Harman, Gilbert. 1975. “Moral Relativism Defended.” The Philosophical Review, Vol. 84, No. 1, pp. 3-22.
Harman argues that a speciﬁc sort of moral judgments – “inner judgments” – are relative to motivating attitudes. Further, he argues that such motivating attitudes are themselves derived from agreement. He is therefore arguing for a form of moral relativism. Harman concludes by tackling a cluster of objections to his theory.
Harman presents his idea as a “soberly logical thesis”: he says that inner judgments are only possible when an agent is assumed to have reasons for her actions, and further that the speaker (the person judging the agent) agrees with such reasons. By ’inner judgment,’ Harman means a speciﬁc use of the word ’ought’: there is the ’ought’ of expectation (“It ought not rain today”), the ’ought’ of rationality (“You ought not jump oﬀ that cliﬀ if you want to live”), the ’ought’ of normativity (“We ought not invade foreign countries”), and the ’ought’ of morality (“You ought to honor your promise”). Harman is concerned here with the latter ought.
Harman gives an example in an attempt at clariﬁcation: it is not logical to make an inner judgment about Hitler, since the man was beyond any motivating considerations we might have. He is “beyond the pale,” in the sense that he never shared our motivating attitudes; therefore, we can call him evil, but we cannot say “He ought not to have exterminated the Jews” in the moral sense of ought, since he and us never shared any reasons for action.

____________________

▶ _Actions to take_
**a)** In the summary of Harman's essay on moral relativism, what does Harman say motivating attitudes are derived from?
**b)** Reproduce the stretch of the summary of Harman's essay from "Harman argues that" through "to his theory.", word for word.

▶ _Data rows_
____________________

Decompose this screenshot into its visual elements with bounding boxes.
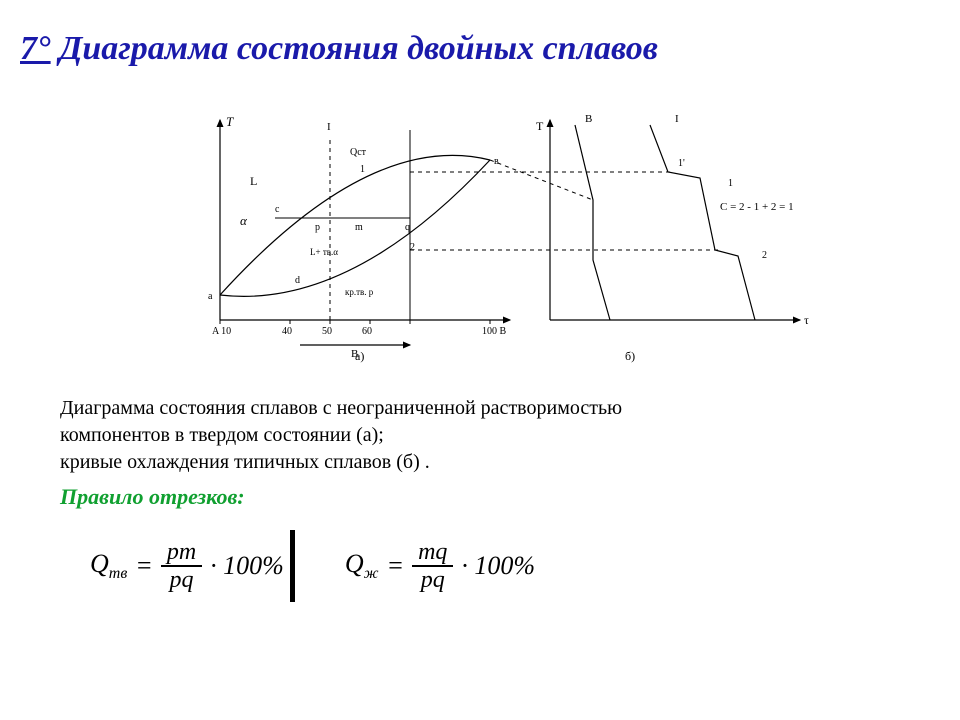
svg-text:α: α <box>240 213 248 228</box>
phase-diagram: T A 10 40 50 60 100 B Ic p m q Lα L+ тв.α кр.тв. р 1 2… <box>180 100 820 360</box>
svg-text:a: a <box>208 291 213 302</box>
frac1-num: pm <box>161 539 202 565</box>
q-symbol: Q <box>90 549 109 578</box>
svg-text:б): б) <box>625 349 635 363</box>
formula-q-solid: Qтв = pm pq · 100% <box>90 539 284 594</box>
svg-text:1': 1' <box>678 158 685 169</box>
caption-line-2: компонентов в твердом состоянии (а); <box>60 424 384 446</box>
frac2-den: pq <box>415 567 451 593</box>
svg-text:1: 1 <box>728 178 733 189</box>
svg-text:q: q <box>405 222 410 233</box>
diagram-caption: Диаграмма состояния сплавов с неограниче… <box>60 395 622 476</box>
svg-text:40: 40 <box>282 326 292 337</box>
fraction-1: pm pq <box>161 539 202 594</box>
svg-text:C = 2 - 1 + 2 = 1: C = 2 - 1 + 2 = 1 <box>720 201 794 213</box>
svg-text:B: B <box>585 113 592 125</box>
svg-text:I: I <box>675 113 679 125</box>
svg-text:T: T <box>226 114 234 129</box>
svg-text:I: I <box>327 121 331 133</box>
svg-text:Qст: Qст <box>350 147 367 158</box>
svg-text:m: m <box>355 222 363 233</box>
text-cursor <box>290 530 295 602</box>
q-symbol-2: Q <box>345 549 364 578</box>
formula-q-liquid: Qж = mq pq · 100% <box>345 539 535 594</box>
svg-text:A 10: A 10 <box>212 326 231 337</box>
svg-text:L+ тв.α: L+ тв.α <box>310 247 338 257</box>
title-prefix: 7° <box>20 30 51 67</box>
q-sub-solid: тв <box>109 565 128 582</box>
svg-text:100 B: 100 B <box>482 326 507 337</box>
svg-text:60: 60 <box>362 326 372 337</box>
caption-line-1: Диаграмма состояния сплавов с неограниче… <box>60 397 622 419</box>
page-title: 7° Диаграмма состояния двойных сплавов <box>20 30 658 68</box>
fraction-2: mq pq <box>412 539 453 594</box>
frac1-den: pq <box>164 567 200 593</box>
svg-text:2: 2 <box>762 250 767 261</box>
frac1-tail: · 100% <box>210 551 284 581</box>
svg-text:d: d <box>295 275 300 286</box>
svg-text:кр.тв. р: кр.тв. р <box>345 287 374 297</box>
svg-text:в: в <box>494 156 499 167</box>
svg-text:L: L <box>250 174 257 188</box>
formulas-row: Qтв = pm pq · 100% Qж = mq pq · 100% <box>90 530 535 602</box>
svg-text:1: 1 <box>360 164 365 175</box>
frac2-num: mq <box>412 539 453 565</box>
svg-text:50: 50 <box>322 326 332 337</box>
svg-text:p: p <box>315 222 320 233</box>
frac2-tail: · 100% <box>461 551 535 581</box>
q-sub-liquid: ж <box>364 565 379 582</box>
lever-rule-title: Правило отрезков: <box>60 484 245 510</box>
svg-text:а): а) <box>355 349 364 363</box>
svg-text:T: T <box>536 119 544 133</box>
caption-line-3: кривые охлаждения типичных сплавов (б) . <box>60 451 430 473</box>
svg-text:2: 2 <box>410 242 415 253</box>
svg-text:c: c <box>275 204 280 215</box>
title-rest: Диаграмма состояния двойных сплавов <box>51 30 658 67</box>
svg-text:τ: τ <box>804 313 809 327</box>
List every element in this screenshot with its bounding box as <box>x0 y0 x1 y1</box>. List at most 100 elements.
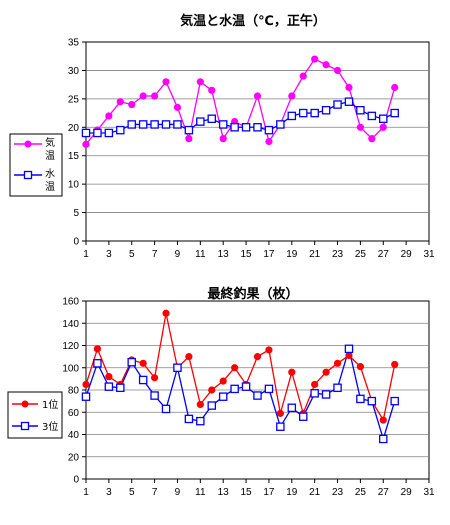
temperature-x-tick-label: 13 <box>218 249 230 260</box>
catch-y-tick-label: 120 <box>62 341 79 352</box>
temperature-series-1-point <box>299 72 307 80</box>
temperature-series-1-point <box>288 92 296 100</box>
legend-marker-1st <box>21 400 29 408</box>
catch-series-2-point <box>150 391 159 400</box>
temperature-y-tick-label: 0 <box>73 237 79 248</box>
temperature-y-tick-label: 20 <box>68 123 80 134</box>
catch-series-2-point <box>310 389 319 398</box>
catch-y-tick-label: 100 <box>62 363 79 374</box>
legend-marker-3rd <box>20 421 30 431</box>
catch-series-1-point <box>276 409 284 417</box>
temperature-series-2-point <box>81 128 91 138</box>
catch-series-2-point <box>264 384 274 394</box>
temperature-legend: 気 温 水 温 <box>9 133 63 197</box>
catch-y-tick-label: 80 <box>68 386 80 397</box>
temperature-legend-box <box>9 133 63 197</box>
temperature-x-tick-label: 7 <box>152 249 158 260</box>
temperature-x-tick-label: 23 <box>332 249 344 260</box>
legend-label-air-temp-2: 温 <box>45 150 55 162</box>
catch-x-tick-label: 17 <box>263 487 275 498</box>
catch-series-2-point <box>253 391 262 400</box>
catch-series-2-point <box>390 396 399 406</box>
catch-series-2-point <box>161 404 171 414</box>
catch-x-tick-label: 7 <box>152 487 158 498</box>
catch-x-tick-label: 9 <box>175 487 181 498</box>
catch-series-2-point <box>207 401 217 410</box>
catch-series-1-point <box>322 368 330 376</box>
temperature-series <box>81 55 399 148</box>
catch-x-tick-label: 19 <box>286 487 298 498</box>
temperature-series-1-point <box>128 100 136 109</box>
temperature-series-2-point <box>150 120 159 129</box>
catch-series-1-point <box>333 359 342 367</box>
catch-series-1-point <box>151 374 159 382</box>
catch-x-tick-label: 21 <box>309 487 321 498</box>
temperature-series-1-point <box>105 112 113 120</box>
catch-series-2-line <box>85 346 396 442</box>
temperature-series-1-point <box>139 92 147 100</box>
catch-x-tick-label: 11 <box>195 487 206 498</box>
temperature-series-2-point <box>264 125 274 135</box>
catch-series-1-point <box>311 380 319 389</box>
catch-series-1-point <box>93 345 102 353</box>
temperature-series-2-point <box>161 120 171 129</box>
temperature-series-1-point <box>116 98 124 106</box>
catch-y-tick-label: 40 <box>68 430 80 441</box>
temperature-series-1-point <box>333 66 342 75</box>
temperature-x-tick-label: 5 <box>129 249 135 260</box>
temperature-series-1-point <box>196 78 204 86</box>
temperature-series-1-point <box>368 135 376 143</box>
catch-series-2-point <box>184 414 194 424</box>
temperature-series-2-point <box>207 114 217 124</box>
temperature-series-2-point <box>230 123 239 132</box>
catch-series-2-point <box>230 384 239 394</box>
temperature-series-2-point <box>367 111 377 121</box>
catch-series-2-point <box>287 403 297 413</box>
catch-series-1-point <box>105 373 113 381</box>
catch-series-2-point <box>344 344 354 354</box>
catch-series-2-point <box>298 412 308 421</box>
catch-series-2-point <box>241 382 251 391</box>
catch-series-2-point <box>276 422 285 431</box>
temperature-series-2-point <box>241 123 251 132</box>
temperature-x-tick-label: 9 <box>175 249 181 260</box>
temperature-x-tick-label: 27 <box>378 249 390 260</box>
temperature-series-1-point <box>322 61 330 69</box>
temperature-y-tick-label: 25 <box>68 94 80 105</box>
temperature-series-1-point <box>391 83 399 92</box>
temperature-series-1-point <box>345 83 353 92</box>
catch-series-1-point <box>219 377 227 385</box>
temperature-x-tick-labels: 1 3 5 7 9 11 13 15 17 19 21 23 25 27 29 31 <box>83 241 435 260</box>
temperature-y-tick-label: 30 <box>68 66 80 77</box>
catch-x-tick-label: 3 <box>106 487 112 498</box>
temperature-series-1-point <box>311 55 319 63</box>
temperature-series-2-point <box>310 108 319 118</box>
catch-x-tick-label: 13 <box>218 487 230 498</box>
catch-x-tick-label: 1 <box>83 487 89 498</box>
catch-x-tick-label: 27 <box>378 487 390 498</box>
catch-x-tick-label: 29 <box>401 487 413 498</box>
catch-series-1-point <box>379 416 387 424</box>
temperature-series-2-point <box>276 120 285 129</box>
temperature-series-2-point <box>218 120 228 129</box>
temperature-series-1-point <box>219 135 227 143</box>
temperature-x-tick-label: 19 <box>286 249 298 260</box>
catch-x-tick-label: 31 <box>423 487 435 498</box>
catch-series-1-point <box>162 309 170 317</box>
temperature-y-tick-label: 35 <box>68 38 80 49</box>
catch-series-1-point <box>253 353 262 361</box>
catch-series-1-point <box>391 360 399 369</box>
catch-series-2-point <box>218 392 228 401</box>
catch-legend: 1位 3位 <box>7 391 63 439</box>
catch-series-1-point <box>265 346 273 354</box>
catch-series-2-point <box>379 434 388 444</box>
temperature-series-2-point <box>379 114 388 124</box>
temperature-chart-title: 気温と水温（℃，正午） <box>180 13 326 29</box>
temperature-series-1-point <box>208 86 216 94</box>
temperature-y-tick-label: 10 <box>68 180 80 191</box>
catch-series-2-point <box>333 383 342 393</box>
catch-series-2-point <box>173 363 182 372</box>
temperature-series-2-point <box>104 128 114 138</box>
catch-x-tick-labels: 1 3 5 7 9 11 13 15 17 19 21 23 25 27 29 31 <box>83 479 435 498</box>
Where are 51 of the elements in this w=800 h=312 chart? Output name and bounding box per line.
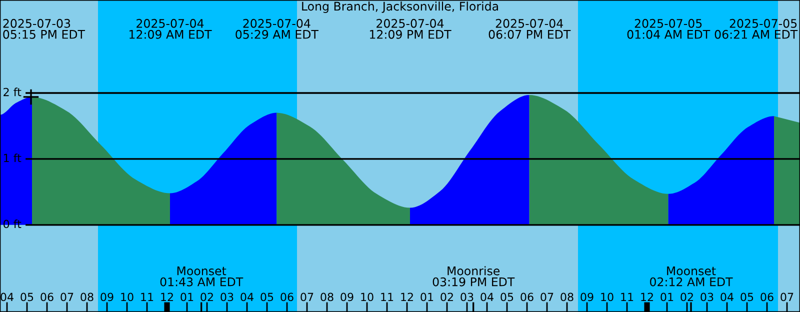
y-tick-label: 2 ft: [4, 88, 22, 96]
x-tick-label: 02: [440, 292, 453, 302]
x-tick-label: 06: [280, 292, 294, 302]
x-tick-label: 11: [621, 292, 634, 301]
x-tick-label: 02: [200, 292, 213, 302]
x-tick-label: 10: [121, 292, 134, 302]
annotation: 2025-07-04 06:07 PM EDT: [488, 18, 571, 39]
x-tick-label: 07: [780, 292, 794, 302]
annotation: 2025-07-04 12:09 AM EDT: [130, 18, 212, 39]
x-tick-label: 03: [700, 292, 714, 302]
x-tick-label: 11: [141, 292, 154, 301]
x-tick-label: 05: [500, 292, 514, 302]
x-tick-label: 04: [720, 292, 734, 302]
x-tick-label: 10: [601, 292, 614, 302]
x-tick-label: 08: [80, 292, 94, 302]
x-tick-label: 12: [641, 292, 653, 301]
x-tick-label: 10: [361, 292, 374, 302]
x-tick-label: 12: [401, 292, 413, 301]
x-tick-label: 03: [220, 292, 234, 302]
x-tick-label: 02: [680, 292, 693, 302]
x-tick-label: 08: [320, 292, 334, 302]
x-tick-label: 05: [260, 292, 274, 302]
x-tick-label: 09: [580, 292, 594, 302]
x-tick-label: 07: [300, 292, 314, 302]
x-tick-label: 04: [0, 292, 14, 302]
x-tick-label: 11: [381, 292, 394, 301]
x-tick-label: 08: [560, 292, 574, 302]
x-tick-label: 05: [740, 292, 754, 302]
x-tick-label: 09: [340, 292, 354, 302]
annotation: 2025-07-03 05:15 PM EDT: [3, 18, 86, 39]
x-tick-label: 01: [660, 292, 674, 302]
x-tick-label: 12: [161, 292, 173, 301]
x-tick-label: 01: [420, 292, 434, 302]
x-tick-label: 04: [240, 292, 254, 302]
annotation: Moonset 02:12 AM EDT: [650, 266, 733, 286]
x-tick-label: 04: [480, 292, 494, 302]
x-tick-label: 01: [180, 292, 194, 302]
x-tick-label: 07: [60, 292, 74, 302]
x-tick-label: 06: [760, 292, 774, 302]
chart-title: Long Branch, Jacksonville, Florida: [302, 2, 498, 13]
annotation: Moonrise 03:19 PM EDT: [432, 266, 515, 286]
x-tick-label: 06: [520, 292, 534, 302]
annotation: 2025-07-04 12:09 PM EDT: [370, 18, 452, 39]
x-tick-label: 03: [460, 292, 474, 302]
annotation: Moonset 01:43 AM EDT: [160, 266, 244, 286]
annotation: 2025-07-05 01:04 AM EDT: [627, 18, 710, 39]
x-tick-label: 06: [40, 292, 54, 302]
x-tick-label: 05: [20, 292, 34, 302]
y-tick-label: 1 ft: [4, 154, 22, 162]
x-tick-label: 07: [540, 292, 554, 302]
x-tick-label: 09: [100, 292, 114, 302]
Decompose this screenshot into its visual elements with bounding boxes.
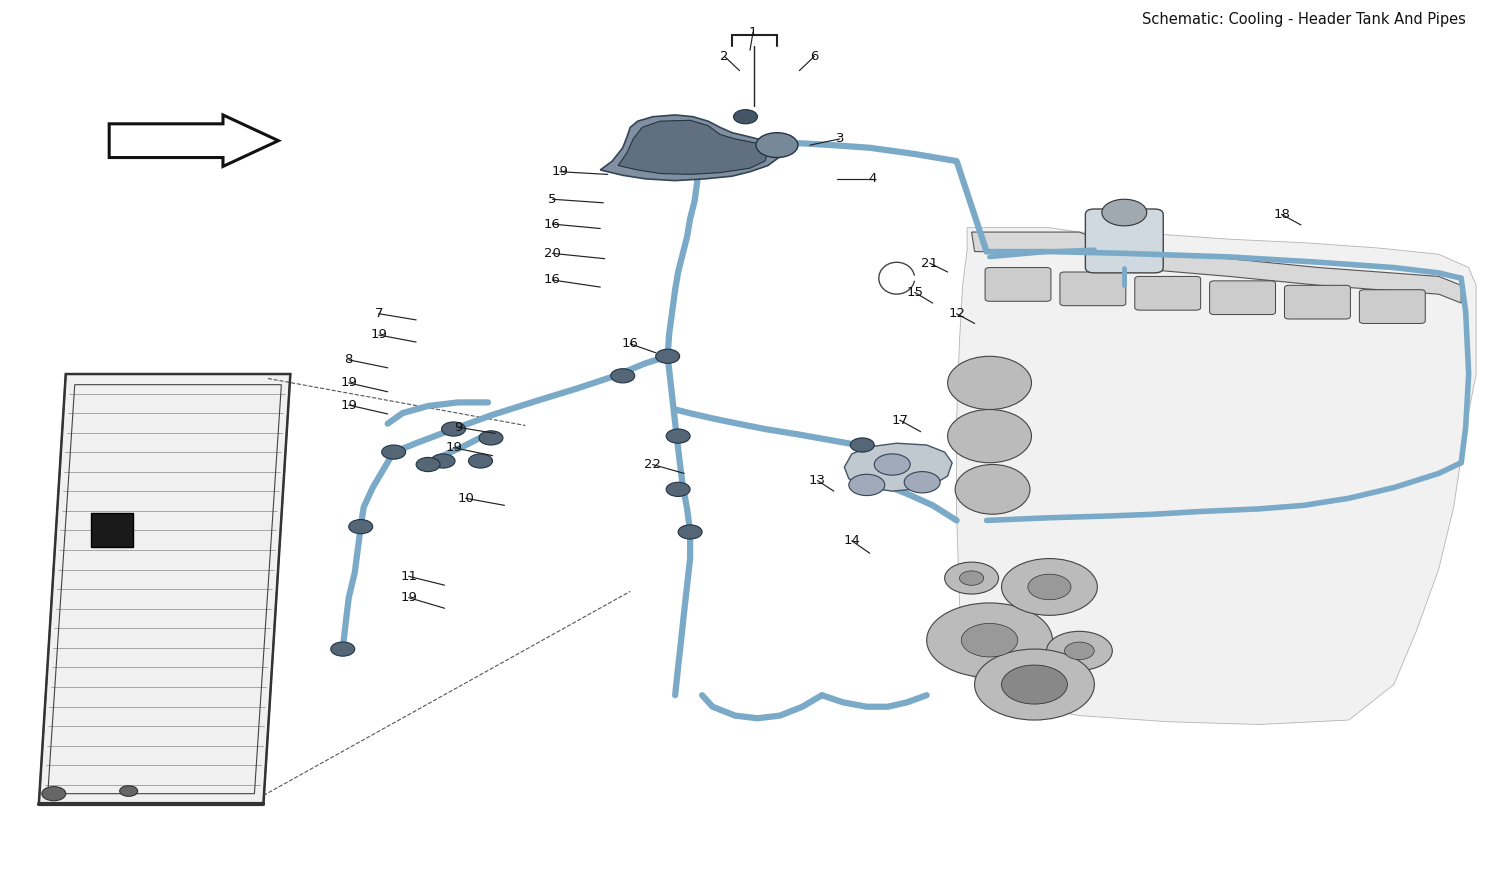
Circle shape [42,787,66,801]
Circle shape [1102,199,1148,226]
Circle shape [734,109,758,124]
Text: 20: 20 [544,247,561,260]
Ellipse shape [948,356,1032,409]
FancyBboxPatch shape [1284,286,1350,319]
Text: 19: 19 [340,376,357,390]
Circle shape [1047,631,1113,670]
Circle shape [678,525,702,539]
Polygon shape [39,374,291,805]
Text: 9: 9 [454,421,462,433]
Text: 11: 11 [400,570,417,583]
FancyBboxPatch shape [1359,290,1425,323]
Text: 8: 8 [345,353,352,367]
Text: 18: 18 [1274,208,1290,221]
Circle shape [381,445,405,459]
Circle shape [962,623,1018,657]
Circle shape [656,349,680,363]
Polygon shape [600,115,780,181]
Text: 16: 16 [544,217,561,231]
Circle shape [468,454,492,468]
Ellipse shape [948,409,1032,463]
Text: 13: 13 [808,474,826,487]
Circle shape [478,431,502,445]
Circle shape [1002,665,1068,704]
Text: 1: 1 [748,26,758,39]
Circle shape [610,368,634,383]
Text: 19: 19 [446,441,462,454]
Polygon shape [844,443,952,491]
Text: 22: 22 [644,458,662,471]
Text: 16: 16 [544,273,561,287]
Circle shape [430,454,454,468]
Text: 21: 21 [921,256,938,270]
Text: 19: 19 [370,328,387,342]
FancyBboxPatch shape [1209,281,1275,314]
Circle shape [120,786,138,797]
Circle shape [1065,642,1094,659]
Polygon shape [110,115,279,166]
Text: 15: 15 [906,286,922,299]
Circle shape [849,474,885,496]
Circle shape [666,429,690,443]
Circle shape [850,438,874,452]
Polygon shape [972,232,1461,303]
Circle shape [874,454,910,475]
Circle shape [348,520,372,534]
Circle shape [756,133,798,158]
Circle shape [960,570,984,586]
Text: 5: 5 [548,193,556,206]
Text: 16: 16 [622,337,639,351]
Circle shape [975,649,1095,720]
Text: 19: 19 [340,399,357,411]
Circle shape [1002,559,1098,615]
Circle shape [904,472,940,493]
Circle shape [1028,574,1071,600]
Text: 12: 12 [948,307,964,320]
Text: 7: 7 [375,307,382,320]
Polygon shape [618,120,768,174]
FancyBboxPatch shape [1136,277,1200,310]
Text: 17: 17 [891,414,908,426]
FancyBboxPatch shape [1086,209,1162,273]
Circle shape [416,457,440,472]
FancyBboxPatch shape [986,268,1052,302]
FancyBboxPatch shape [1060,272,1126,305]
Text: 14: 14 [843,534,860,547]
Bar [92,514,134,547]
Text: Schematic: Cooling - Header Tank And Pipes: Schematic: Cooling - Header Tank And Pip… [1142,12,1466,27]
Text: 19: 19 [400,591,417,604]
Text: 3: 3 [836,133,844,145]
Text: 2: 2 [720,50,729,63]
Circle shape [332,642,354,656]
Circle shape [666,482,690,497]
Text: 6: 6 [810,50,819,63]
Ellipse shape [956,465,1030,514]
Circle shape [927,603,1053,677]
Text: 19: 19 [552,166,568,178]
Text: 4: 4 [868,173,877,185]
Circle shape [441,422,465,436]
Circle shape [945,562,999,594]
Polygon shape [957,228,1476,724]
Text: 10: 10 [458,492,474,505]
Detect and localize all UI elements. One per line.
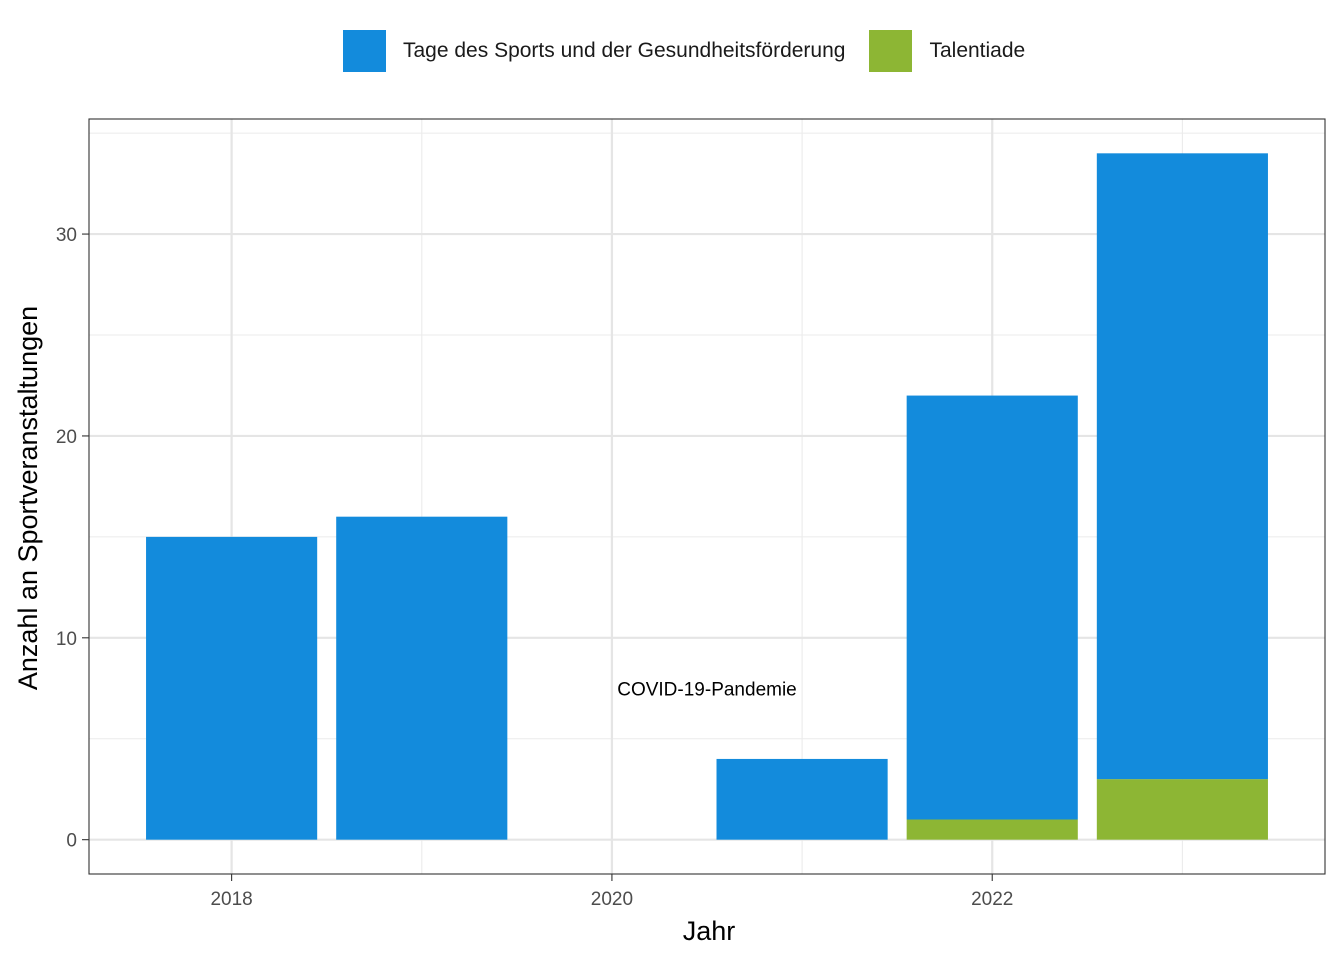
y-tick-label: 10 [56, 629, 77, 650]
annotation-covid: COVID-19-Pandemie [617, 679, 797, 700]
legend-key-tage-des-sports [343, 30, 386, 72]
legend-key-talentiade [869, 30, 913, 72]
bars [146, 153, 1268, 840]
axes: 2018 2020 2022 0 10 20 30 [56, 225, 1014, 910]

____________________

▶ _Written answers_
**a)** They are derived from agreement.

**b)**
Harman argues that a speciﬁc sort of moral judgments – “inner judgments” – are relative to motivating attitudes. Further, he argues that such motivating attitudes are themselves derived from agreement. He is therefore arguing for a form of moral relativism. Harman concludes by tackling a cluster of objections to his theory.